# [Aim]
Find each line containing the word "this" and report how many there are. Add nothing else.

--*--

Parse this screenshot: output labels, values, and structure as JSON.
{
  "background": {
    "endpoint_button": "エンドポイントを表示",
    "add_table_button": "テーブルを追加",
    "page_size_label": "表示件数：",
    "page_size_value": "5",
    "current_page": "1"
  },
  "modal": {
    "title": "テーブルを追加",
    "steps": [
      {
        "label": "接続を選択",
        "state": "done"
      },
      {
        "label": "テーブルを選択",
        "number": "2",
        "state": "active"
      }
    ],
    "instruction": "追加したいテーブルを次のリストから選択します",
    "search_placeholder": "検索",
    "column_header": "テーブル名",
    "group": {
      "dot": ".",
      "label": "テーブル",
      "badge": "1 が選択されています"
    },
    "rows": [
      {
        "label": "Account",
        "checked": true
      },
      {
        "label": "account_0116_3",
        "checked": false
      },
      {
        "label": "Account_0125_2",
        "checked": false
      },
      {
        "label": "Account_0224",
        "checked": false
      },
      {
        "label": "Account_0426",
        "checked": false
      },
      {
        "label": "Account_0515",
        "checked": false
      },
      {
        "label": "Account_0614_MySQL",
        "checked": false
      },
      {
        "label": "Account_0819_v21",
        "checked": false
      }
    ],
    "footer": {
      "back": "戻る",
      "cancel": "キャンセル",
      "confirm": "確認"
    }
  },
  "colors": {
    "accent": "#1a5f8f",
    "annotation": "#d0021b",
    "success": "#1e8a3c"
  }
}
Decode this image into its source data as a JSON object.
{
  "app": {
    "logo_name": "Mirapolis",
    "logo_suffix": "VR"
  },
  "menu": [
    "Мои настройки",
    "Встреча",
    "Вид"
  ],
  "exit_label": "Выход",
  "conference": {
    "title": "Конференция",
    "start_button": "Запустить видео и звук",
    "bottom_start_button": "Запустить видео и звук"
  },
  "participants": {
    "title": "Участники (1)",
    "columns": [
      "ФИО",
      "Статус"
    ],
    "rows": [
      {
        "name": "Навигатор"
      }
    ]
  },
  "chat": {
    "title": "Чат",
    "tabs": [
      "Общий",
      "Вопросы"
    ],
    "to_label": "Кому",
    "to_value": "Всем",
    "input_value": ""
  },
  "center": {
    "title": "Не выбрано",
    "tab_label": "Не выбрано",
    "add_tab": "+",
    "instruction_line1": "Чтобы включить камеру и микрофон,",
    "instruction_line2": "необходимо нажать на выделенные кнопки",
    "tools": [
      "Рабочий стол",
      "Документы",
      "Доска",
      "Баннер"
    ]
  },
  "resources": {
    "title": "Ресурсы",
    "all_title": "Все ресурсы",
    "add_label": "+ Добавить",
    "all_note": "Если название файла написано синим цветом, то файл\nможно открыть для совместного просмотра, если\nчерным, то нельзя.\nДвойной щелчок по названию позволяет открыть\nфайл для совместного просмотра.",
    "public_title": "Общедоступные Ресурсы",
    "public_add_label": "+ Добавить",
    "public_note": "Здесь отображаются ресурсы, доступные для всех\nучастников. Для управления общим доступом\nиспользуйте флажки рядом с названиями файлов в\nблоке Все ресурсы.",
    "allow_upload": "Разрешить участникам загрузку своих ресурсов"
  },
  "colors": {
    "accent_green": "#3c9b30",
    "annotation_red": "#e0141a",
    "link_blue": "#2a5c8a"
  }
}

--*--

# [Completed exercise]
2